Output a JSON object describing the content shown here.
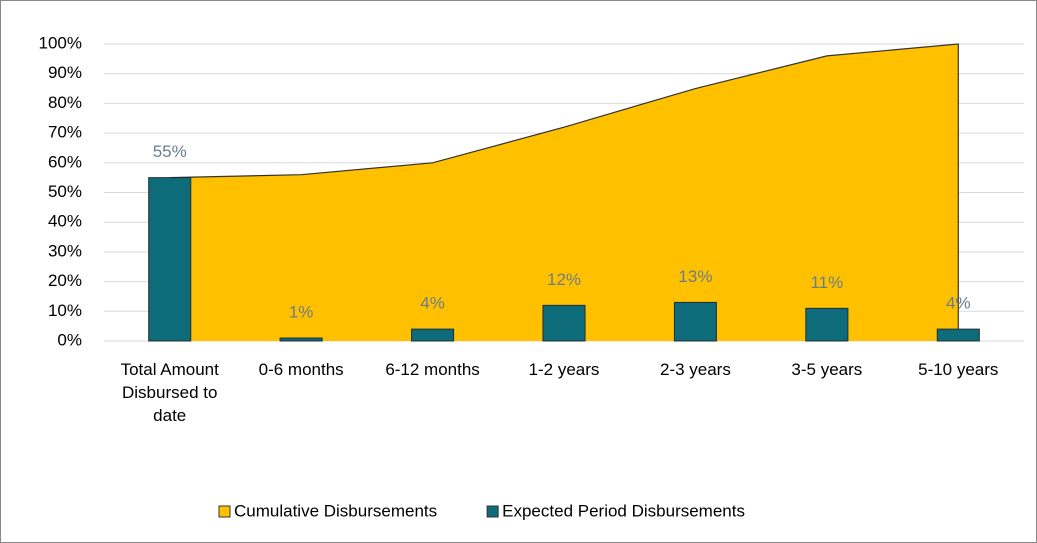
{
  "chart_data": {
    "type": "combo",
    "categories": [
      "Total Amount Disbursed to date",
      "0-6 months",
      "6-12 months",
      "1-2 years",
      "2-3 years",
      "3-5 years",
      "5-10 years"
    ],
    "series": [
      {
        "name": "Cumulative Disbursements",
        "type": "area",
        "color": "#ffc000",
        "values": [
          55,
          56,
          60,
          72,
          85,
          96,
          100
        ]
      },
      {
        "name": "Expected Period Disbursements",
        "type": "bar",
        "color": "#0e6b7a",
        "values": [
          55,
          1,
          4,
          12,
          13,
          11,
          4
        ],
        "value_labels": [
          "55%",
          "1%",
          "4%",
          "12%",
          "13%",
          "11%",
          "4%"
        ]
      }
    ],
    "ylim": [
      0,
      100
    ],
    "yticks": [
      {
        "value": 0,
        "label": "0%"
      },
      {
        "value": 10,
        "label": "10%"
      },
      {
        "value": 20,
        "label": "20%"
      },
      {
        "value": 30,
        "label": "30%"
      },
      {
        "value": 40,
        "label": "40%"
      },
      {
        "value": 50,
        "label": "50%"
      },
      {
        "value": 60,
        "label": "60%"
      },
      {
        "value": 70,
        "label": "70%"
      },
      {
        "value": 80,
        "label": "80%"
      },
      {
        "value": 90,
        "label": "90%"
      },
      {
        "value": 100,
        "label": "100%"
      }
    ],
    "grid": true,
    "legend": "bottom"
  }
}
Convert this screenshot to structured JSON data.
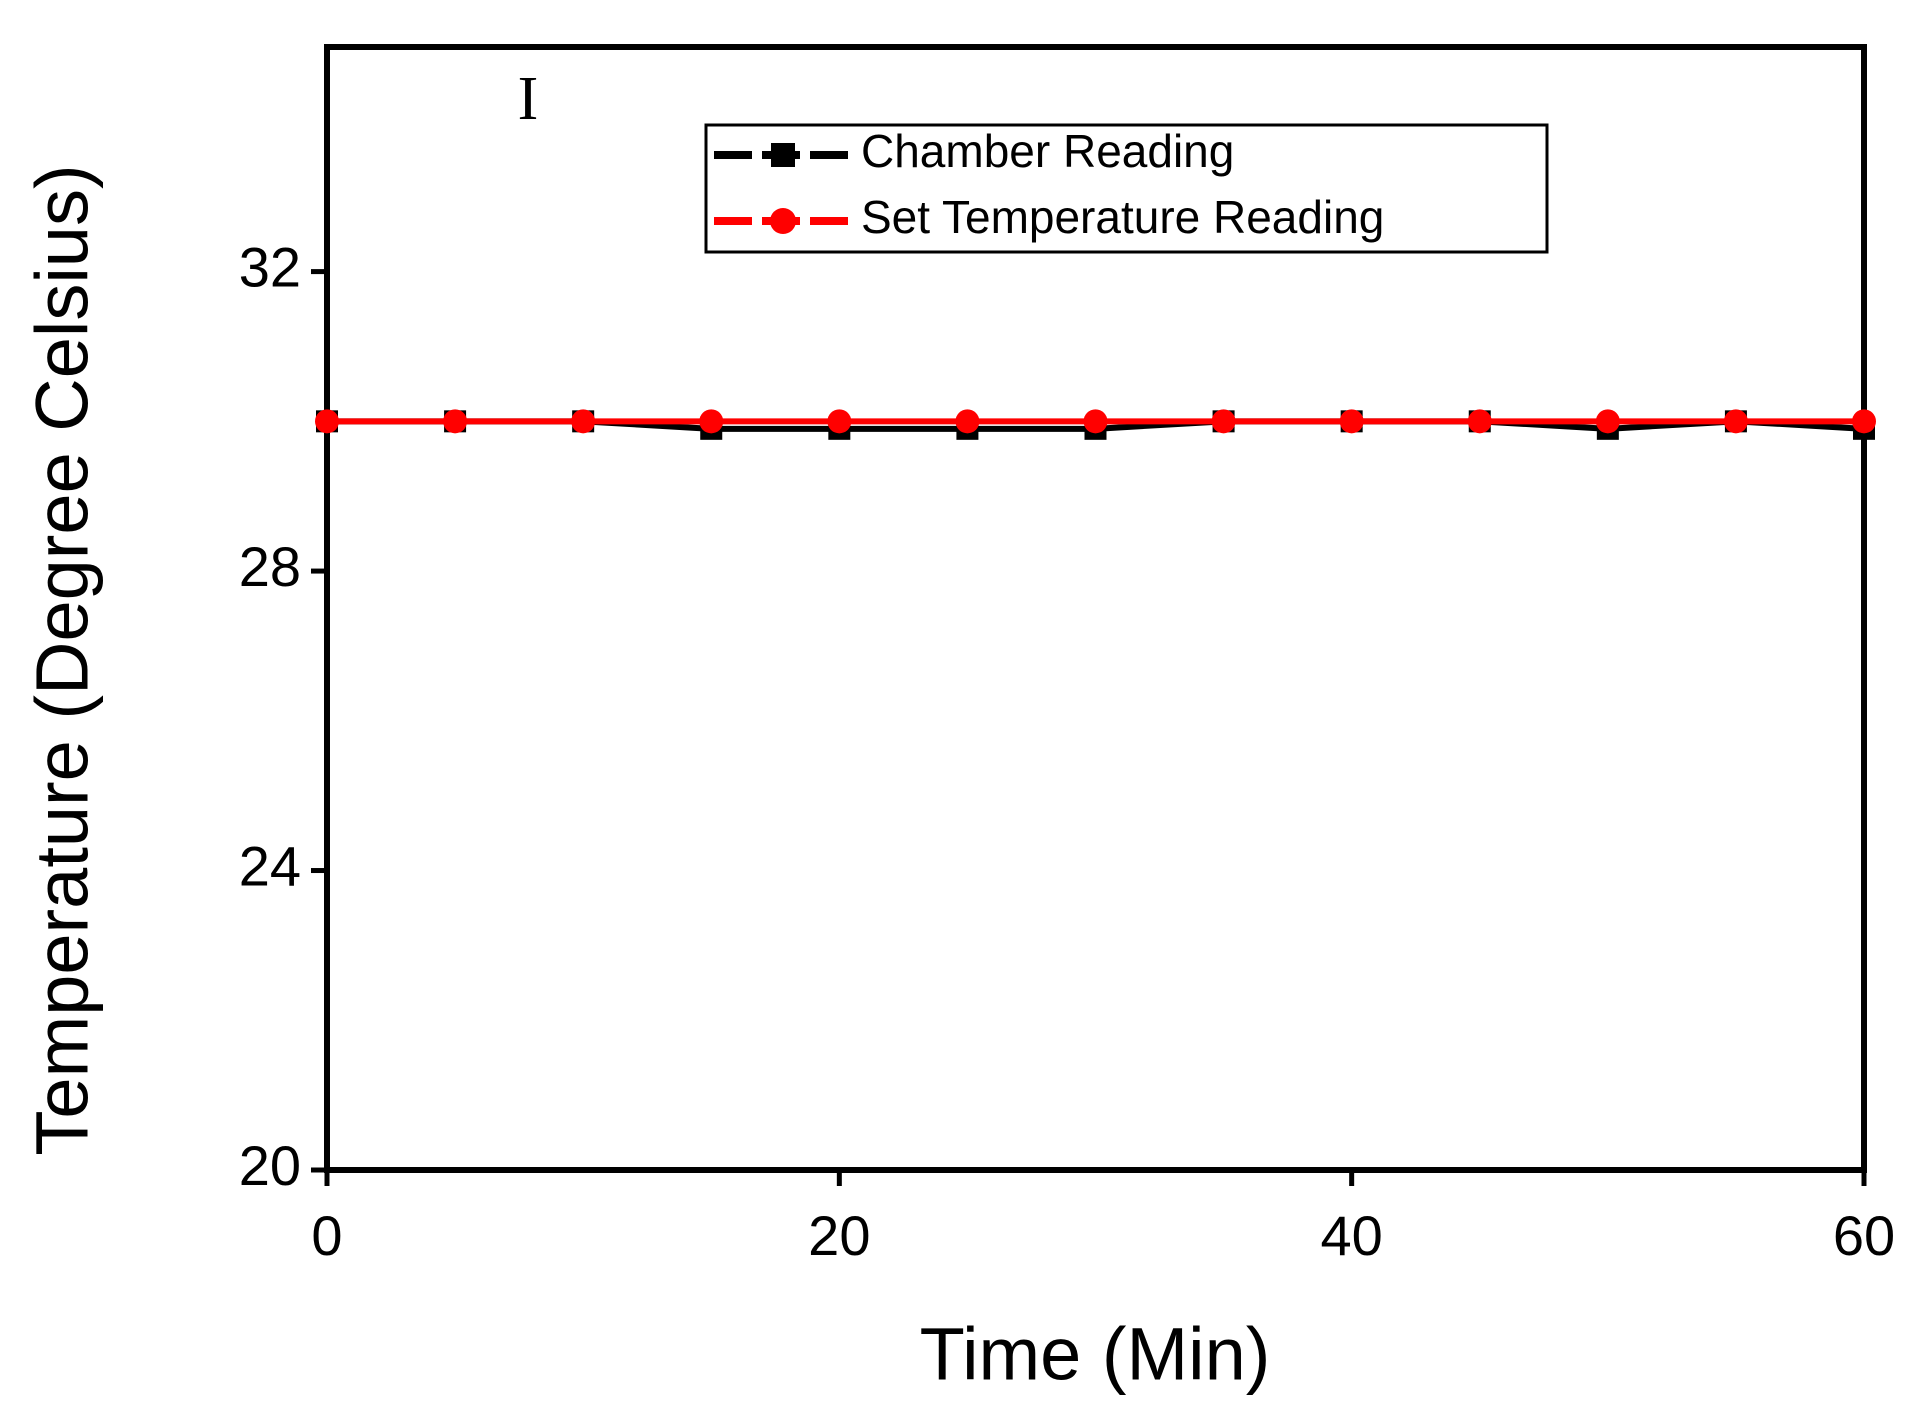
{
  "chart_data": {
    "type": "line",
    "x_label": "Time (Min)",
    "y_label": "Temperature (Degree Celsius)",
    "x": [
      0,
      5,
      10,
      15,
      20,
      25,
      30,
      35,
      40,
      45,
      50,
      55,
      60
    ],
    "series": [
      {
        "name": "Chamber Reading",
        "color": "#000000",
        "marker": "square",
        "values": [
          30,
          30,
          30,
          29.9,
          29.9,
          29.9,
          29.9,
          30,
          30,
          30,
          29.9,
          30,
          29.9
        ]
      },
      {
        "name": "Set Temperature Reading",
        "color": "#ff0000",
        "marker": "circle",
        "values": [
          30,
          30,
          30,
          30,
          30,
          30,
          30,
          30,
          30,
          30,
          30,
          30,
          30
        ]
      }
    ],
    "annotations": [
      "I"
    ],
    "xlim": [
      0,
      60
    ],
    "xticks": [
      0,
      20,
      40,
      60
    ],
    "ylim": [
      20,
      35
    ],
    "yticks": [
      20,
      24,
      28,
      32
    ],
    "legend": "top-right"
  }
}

======

# [What to do]
Repeat the records word for word. Any picture in them should be left out.

# [Response below]
Output a JSON object describing the content shown here.
{
  "chart_data": {
    "type": "combo",
    "categories": [
      "Total Amount Disbursed to date",
      "0-6 months",
      "6-12 months",
      "1-2 years",
      "2-3 years",
      "3-5 years",
      "5-10 years"
    ],
    "series": [
      {
        "name": "Cumulative Disbursements",
        "type": "area",
        "color": "#ffc000",
        "values": [
          55,
          56,
          60,
          72,
          85,
          96,
          100
        ]
      },
      {
        "name": "Expected Period Disbursements",
        "type": "bar",
        "color": "#0e6b7a",
        "values": [
          55,
          1,
          4,
          12,
          13,
          11,
          4
        ],
        "value_labels": [
          "55%",
          "1%",
          "4%",
          "12%",
          "13%",
          "11%",
          "4%"
        ]
      }
    ],
    "ylim": [
      0,
      100
    ],
    "yticks": [
      {
        "value": 0,
        "label": "0%"
      },
      {
        "value": 10,
        "label": "10%"
      },
      {
        "value": 20,
        "label": "20%"
      },
      {
        "value": 30,
        "label": "30%"
      },
      {
        "value": 40,
        "label": "40%"
      },
      {
        "value": 50,
        "label": "50%"
      },
      {
        "value": 60,
        "label": "60%"
      },
      {
        "value": 70,
        "label": "70%"
      },
      {
        "value": 80,
        "label": "80%"
      },
      {
        "value": 90,
        "label": "90%"
      },
      {
        "value": 100,
        "label": "100%"
      }
    ],
    "grid": true,
    "legend": "bottom"
  }
}
Convert this screenshot to structured JSON data.
{
  "chart_data": {
    "type": "line",
    "x_label": "Time (Min)",
    "y_label": "Temperature (Degree Celsius)",
    "x": [
      0,
      5,
      10,
      15,
      20,
      25,
      30,
      35,
      40,
      45,
      50,
      55,
      60
    ],
    "series": [
      {
        "name": "Chamber Reading",
        "color": "#000000",
        "marker": "square",
        "values": [
          30,
          30,
          30,
          29.9,
          29.9,
          29.9,
          29.9,
          30,
          30,
          30,
          29.9,
          30,
          29.9
        ]
      },
      {
        "name": "Set Temperature Reading",
        "color": "#ff0000",
        "marker": "circle",
        "values": [
          30,
          30,
          30,
          30,
          30,
          30,
          30,
          30,
          30,
          30,
          30,
          30,
          30
        ]
      }
    ],
    "annotations": [
      "I"
    ],
    "xlim": [
      0,
      60
    ],
    "xticks": [
      0,
      20,
      40,
      60
    ],
    "ylim": [
      20,
      35
    ],
    "yticks": [
      20,
      24,
      28,
      32
    ],
    "legend": "top-right"
  }
}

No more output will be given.